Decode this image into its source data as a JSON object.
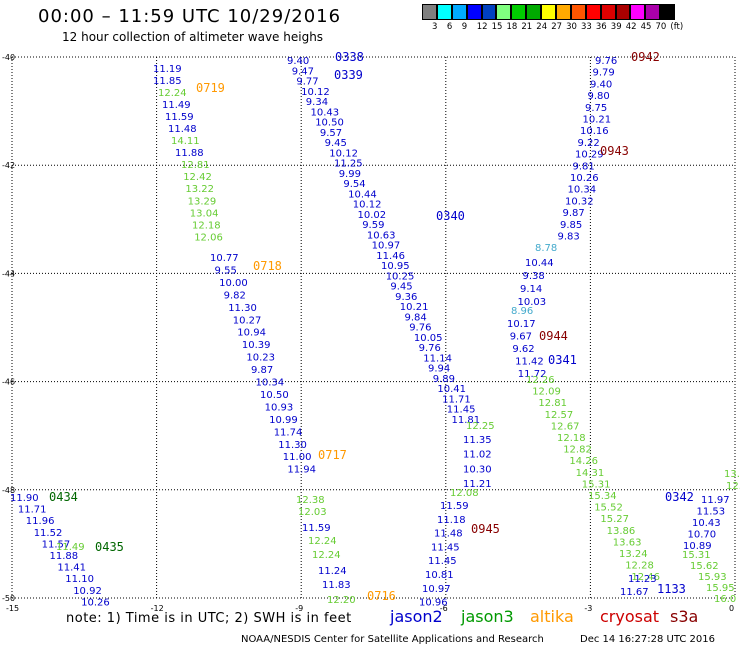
{
  "title": "00:00 – 11:59 UTC 10/29/2016",
  "subtitle": "12 hour collection of altimeter wave heighs",
  "legend": {
    "unit": "(ft)",
    "colors": [
      "#7f7f7f",
      "#00ffff",
      "#00aaff",
      "#0000ff",
      "#0040c0",
      "#80ff80",
      "#00cc00",
      "#00aa00",
      "#ffff00",
      "#ffaa00",
      "#ff5500",
      "#ff0000",
      "#dd0000",
      "#aa0000",
      "#ff00ff",
      "#aa00aa",
      "#000000"
    ],
    "labels": [
      "3",
      "6",
      "9",
      "12",
      "15",
      "18",
      "21",
      "24",
      "27",
      "30",
      "33",
      "36",
      "39",
      "42",
      "45",
      "70"
    ]
  },
  "axes": {
    "lat_labels": [
      {
        "text": "-40",
        "lat": -40
      },
      {
        "text": "-42",
        "lat": -42
      },
      {
        "text": "-44",
        "lat": -44
      },
      {
        "text": "-46",
        "lat": -46
      },
      {
        "text": "-48",
        "lat": -48
      },
      {
        "text": "-50",
        "lat": -50
      }
    ],
    "lon_labels": [
      {
        "text": "-15",
        "lon": -15
      },
      {
        "text": "-12",
        "lon": -12
      },
      {
        "text": "-9",
        "lon": -9
      },
      {
        "text": "-6",
        "lon": -6
      },
      {
        "text": "-3",
        "lon": -3
      },
      {
        "text": "0",
        "lon": 0
      }
    ]
  },
  "passes": [
    {
      "color": "#0000cc",
      "values": [
        "11.19",
        "11.85"
      ],
      "start": [
        153,
        63
      ],
      "step": [
        0,
        12
      ]
    },
    {
      "color": "#66cc33",
      "values": [
        "12.24"
      ],
      "start": [
        158,
        87
      ],
      "step": [
        0,
        12
      ]
    },
    {
      "color": "#0000cc",
      "values": [
        "11.49",
        "11.59",
        "11.48"
      ],
      "start": [
        162,
        99
      ],
      "step": [
        3,
        12
      ]
    },
    {
      "color": "#66cc33",
      "values": [
        "14.11"
      ],
      "start": [
        171,
        135
      ],
      "step": [
        0,
        12
      ]
    },
    {
      "color": "#0000cc",
      "values": [
        "11.88"
      ],
      "start": [
        175,
        147
      ],
      "step": [
        0,
        12
      ]
    },
    {
      "color": "#66cc33",
      "values": [
        "12.81",
        "12.42",
        "13.22",
        "13.29",
        "13.04",
        "12.18",
        "12.06"
      ],
      "start": [
        181,
        159
      ],
      "step": [
        2.2,
        12.1
      ]
    },
    {
      "color": "#0000cc",
      "values": [
        "10.77",
        "9.55",
        "10.00",
        "9.82",
        "11.30",
        "10.27",
        "10.94",
        "10.39",
        "10.23",
        "9.87",
        "10.34",
        "10.50",
        "10.93",
        "10.99",
        "11.74",
        "11.30",
        "11.00",
        "11.94"
      ],
      "start": [
        210,
        252
      ],
      "step": [
        4.55,
        12.45
      ]
    },
    {
      "color": "#66cc33",
      "values": [
        "12.38",
        "12.03"
      ],
      "start": [
        296,
        494
      ],
      "step": [
        2,
        12
      ]
    },
    {
      "color": "#0000cc",
      "values": [
        "11.59"
      ],
      "start": [
        302,
        522
      ],
      "step": [
        0,
        12
      ]
    },
    {
      "color": "#66cc33",
      "values": [
        "12.24",
        "12.24"
      ],
      "start": [
        308,
        535
      ],
      "step": [
        4,
        14
      ]
    },
    {
      "color": "#0000cc",
      "values": [
        "11.24",
        "11.83"
      ],
      "start": [
        318,
        565
      ],
      "step": [
        4,
        14
      ]
    },
    {
      "color": "#66cc33",
      "values": [
        "12.20"
      ],
      "start": [
        327,
        594
      ],
      "step": [
        0,
        12
      ]
    },
    {
      "color": "#0000cc",
      "values": [
        "9.40",
        "9.47",
        "9.77",
        "10.12",
        "9.34",
        "10.43",
        "10.50",
        "9.57",
        "9.45",
        "10.12",
        "11.25",
        "9.99",
        "9.54",
        "10.44",
        "10.12",
        "10.02",
        "9.59",
        "10.63",
        "10.97",
        "11.46",
        "10.95",
        "10.25",
        "9.45",
        "9.36",
        "10.21",
        "9.84",
        "9.76",
        "10.05",
        "9.76",
        "11.14",
        "9.94",
        "9.89",
        "10.41",
        "11.71",
        "11.45",
        "11.81"
      ],
      "start": [
        287,
        55
      ],
      "step": [
        4.7,
        10.25
      ]
    },
    {
      "color": "#66cc33",
      "values": [
        "12.25"
      ],
      "start": [
        466,
        420
      ],
      "step": [
        0,
        12
      ]
    },
    {
      "color": "#0000cc",
      "values": [
        "11.35",
        "11.02",
        "10.30",
        "11.21"
      ],
      "start": [
        463,
        434
      ],
      "step": [
        0,
        14.7
      ]
    },
    {
      "color": "#66cc33",
      "values": [
        "12.08"
      ],
      "start": [
        450,
        487
      ],
      "step": [
        0,
        12
      ]
    },
    {
      "color": "#0000cc",
      "values": [
        "11.59",
        "11.18",
        "11.48",
        "11.45",
        "11.45",
        "10.81",
        "10.97",
        "10.96"
      ],
      "start": [
        440,
        500
      ],
      "step": [
        -3,
        13.8
      ]
    },
    {
      "color": "#0000cc",
      "values": [
        "9.76",
        "9.79",
        "9.40",
        "9.80",
        "9.75",
        "10.21",
        "10.16",
        "9.22",
        "10.29",
        "9.81",
        "10.26",
        "10.34",
        "10.32",
        "9.87",
        "9.85",
        "9.83"
      ],
      "start": [
        595,
        55
      ],
      "step": [
        -2.5,
        11.7
      ]
    },
    {
      "color": "#44aacc",
      "values": [
        "8.78"
      ],
      "start": [
        535,
        242
      ],
      "step": [
        0,
        12
      ]
    },
    {
      "color": "#0000cc",
      "values": [
        "10.44",
        "9.38",
        "9.14",
        "10.03"
      ],
      "start": [
        525,
        257
      ],
      "step": [
        -2.5,
        13
      ]
    },
    {
      "color": "#44aacc",
      "values": [
        "8.96"
      ],
      "start": [
        511,
        305
      ],
      "step": [
        0,
        12
      ]
    },
    {
      "color": "#0000cc",
      "values": [
        "10.17",
        "9.67",
        "9.62",
        "11.42",
        "11.72"
      ],
      "start": [
        507,
        318
      ],
      "step": [
        2.7,
        12.5
      ]
    },
    {
      "color": "#66cc33",
      "values": [
        "12.26",
        "12.09",
        "12.81",
        "12.57",
        "12.67",
        "12.18",
        "12.82",
        "14.26",
        "14.31",
        "15.31",
        "15.34",
        "15.52",
        "15.27",
        "13.86",
        "13.63",
        "13.24",
        "12.28",
        "12.46"
      ],
      "start": [
        526,
        374
      ],
      "step": [
        6.2,
        11.6
      ]
    },
    {
      "color": "#0000cc",
      "values": [
        "11.23",
        "11.67"
      ],
      "start": [
        628,
        573
      ],
      "step": [
        -8,
        13
      ]
    },
    {
      "color": "#0000cc",
      "values": [
        "11.97",
        "11.53",
        "10.43",
        "10.70",
        "10.89"
      ],
      "start": [
        701,
        494
      ],
      "step": [
        -4.5,
        11.5
      ]
    },
    {
      "color": "#66cc33",
      "values": [
        "15.31",
        "15.62",
        "15.93",
        "15.95",
        "16.0"
      ],
      "start": [
        682,
        549
      ],
      "step": [
        8,
        11
      ]
    },
    {
      "color": "#66cc33",
      "values": [
        "13.",
        "12."
      ],
      "start": [
        724,
        468
      ],
      "step": [
        2,
        12
      ]
    },
    {
      "color": "#0000cc",
      "values": [
        "11.90",
        "11.71",
        "11.96",
        "11.52",
        "11.57",
        "11.88",
        "11.41",
        "11.10",
        "10.92",
        "10.26"
      ],
      "start": [
        10,
        492
      ],
      "step": [
        7.9,
        11.6
      ]
    },
    {
      "color": "#66cc33",
      "values": [
        "11.49"
      ],
      "start": [
        56,
        541
      ],
      "step": [
        0,
        12
      ]
    }
  ],
  "time_tags": [
    {
      "text": "0338",
      "color": "#0000cc",
      "pos": [
        335,
        50
      ]
    },
    {
      "text": "0339",
      "color": "#0000cc",
      "pos": [
        334,
        68
      ]
    },
    {
      "text": "0340",
      "color": "#0000cc",
      "pos": [
        436,
        209
      ]
    },
    {
      "text": "0341",
      "color": "#0000cc",
      "pos": [
        548,
        353
      ]
    },
    {
      "text": "0342",
      "color": "#0000cc",
      "pos": [
        665,
        490
      ]
    },
    {
      "text": "1133",
      "color": "#0000cc",
      "pos": [
        657,
        582
      ]
    },
    {
      "text": "0719",
      "color": "#ff9900",
      "pos": [
        196,
        81
      ]
    },
    {
      "text": "0718",
      "color": "#ff9900",
      "pos": [
        253,
        259
      ]
    },
    {
      "text": "0717",
      "color": "#ff9900",
      "pos": [
        318,
        448
      ]
    },
    {
      "text": "0716",
      "color": "#ff9900",
      "pos": [
        367,
        589
      ]
    },
    {
      "text": "0942",
      "color": "#880000",
      "pos": [
        631,
        50
      ]
    },
    {
      "text": "0943",
      "color": "#880000",
      "pos": [
        600,
        144
      ]
    },
    {
      "text": "0944",
      "color": "#880000",
      "pos": [
        539,
        329
      ]
    },
    {
      "text": "0945",
      "color": "#880000",
      "pos": [
        471,
        522
      ]
    },
    {
      "text": "0434",
      "color": "#006600",
      "pos": [
        49,
        490
      ]
    },
    {
      "text": "0435",
      "color": "#006600",
      "pos": [
        95,
        540
      ]
    }
  ],
  "note": "note: 1) Time is in UTC; 2) SWH is in feet",
  "satellites": [
    {
      "name": "jason2",
      "color": "#0000cc"
    },
    {
      "name": "jason3",
      "color": "#009900"
    },
    {
      "name": "altika",
      "color": "#ff9900"
    },
    {
      "name": "cryosat",
      "color": "#cc0000"
    },
    {
      "name": "s3a",
      "color": "#880000"
    }
  ],
  "footer_left": "NOAA/NESDIS Center for Satellite Applications and Research",
  "footer_right": "Dec 14 16:27:28 UTC 2016"
}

* **Exercise task**
Copy all lines from the material that hold "name".

* **Exercise response**
      "name": "jason2",
      "name": "jason3",
      "name": "altika",
      "name": "cryosat",
      "name": "s3a",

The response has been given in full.